> Your task
Take down each entry exactly as written.

> Data for this exercise
════
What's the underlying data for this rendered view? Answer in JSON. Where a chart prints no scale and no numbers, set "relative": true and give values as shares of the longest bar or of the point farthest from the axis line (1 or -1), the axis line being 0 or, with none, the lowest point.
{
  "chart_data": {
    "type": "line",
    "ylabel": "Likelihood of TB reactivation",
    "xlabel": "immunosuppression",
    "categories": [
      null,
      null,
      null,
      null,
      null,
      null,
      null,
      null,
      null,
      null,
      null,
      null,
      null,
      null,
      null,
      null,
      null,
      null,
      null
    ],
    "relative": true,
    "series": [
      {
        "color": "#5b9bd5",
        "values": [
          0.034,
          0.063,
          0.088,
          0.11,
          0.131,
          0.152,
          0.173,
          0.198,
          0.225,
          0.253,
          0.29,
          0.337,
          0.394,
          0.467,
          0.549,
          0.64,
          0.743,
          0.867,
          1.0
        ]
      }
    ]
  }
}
════
> Task solution
What's the underlying data for this rendered view? Answer in JSON. Where a chart prints no scale and no numbers, set "relative": true and give values as shares of the longest bar or of the point farthest from the axis line (1 or -1), the axis line being 0 or, with none, the lowest point.
{
  "chart_data": {
    "type": "line",
    "ylabel": "Likelihood of TB reactivation",
    "xlabel": "immunosuppression",
    "categories": [
      null,
      null,
      null,
      null,
      null,
      null,
      null,
      null,
      null,
      null,
      null,
      null,
      null,
      null,
      null,
      null,
      null,
      null,
      null
    ],
    "relative": true,
    "series": [
      {
        "color": "#5b9bd5",
        "values": [
          0.034,
          0.063,
          0.088,
          0.11,
          0.131,
          0.152,
          0.173,
          0.198,
          0.225,
          0.253,
          0.29,
          0.337,
          0.394,
          0.467,
          0.549,
          0.64,
          0.743,
          0.867,
          1.0
        ]
      }
    ]
  }
}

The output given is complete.